== Selected extract ==
_____

This is a literal translation of the document:- “Alexander, by the Grace of God, King of Scots, to all honest men of his whole dominions, cleric and laic, greeting: Be it known to the present and future that I, for the faithful service rendered to me by Colin of Ireland, in war as well as peace, therefore I have given, and by this my present charter I concede to the said Colin and his successors, the lands of Kintail to be held of us in free barony with ward to render foreign service and fidelity. Witnesses (as above.) At Kincardine, 9th day of January, in the year of the reign of the Lord the King, the 16th.”
The Kincardine at which this charter is alleged to have been signed is supposed to be the place of that name situated on the River Dee; for about this time an incident is reported to have occurred in the Forest of Mar in connection with which it is traditionally stated that the Mackenzies adopted the stag’s head as their coat armour. The legend is as follows:
Alexander was on a hunting expedition in the forest, near Kincardine, when an infuriated stag, closely pursued by the hounds, made straight in the direction of the King, and Cailean Fitzgerald, who accompanied the Royal party, gallantly interposed his own person between the exasperated animal and his Majesty, and shot it with an arrow in the forehead. The King in acknowledgment of the Royal gratitude at once issued a diploma in favour of Colin granting him armorial bearings which were to be, a stags head puissant, bleeding at the forehead where the arrow pierced it, to be borne on a field azure, supported by two greyhounds. The crest to be a dexter arm bearing a naked sword, surrounded by the motto “Fide Parta, Fide Acta,” which continued to be the distinctive bearings of the Mackenzies of Seaforth until it was considered expedient, as corroborating their claims on the extensive possessions of the Macleods of Lewis, to substitute for the original the crest of that warlike clan, namely, a mountain in flames, surcharged with the words, “Luceo non uro,” the ancient shield, supported by two savages, naked, and wreathed about the head with laurel, armed with clubs issuing fire, which are the bearings now used by the representatives of the High Chiefs of Kintail.

_____

== Dataset extract ==
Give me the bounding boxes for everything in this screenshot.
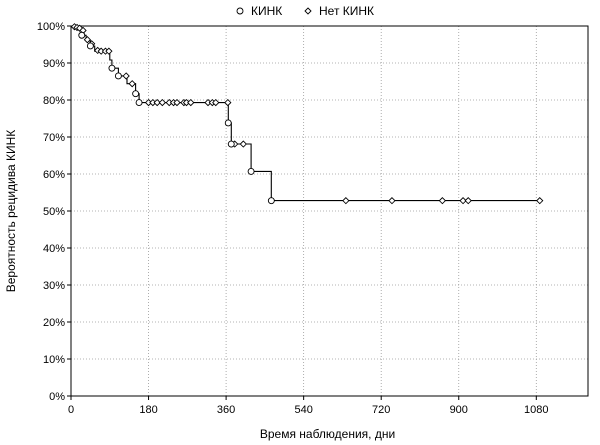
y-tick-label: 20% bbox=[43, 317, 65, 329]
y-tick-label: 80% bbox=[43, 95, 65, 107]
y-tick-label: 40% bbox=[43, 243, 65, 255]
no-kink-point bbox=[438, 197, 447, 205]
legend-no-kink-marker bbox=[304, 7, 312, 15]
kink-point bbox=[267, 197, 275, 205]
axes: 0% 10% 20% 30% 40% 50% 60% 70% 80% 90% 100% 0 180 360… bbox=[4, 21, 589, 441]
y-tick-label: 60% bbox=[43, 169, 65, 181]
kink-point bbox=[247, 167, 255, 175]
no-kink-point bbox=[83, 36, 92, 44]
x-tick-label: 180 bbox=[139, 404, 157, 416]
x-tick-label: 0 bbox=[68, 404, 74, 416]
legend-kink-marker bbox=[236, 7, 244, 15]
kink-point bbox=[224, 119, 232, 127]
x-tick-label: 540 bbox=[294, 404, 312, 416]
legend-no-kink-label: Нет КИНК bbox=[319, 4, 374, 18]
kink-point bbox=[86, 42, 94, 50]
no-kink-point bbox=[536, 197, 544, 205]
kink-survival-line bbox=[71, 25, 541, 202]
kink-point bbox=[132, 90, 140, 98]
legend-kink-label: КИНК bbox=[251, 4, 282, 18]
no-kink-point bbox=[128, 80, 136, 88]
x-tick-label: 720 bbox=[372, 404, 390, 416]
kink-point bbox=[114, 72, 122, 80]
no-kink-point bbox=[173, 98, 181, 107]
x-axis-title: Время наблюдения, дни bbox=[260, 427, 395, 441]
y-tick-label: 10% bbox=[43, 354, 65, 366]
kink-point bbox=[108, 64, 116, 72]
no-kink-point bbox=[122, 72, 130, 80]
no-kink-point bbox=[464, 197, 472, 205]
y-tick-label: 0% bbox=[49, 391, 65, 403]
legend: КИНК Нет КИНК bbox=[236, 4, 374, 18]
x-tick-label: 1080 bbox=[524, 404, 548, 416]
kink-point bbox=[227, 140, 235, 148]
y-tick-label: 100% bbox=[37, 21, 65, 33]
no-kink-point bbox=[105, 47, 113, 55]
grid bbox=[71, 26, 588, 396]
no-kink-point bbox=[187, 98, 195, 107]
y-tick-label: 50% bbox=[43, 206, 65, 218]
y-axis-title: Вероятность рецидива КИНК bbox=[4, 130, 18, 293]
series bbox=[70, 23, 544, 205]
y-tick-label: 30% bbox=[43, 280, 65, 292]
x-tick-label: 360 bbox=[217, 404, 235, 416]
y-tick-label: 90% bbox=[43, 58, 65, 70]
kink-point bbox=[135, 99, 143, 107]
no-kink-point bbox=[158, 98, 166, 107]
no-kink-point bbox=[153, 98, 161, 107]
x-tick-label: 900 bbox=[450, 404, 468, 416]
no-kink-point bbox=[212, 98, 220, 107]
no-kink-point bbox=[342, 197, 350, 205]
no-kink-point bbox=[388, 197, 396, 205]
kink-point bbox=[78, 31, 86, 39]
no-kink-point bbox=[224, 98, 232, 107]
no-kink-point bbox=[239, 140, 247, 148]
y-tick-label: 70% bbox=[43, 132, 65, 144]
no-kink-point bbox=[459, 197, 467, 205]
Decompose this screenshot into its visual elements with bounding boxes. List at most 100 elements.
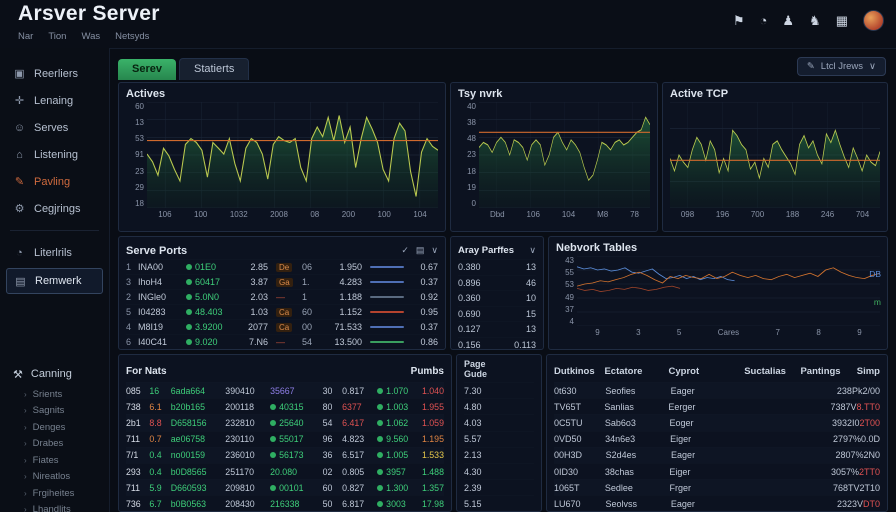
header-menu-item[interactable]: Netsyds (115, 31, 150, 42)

_____

== Exercise set ==
1. Recast the paragraph of the Kintail charter text that opens "Alexander was on a hunting expedition" as a bulleted list that keeps its main facts.
2. Answer these questions from the Kintail charter text:
(a) Which lands does the charter grant to Colin of Ireland and his successors?
(b) On which river is the Kincardine named in the charter supposed to be situated?
(c) What motto surrounded the original Mackenzie crest?
Answer from the Kintail charter text alone, using no outside sources.

== Answers given ==
1.
- During a hunt in the forest near Kincardine, an enraged stag chased by hounds charged straight toward King Alexander.
- Cailean Fitzgerald, a member of the royal party, placed himself between the animal and the King and shot it in the forehead with an arrow.
- In gratitude, the King immediately issued a diploma granting Colin armorial bearings: a stag's head puissant, bleeding at the forehead where the arrow pierced it, on a field azure, supported by two greyhounds.
- The crest was a dexter arm bearing a naked sword, surrounded by the motto "Fide Parta, Fide Acta."
- These remained the bearings of the Mackenzies of Seaforth until, to back their claims on the large possessions of the Macleods of Lewis, they took that clan's crest instead: a mountain in flames with the words "Luceo non uro."
- The ancient shield, supported by two naked savages wreathed with laurel and armed with clubs issuing fire, forms the bearings now used by the representatives of the High Chiefs of Kintail.

2.
(a) The lands of Kintail.
(b) The River Dee.
(c) "Fide Parta, Fide Acta."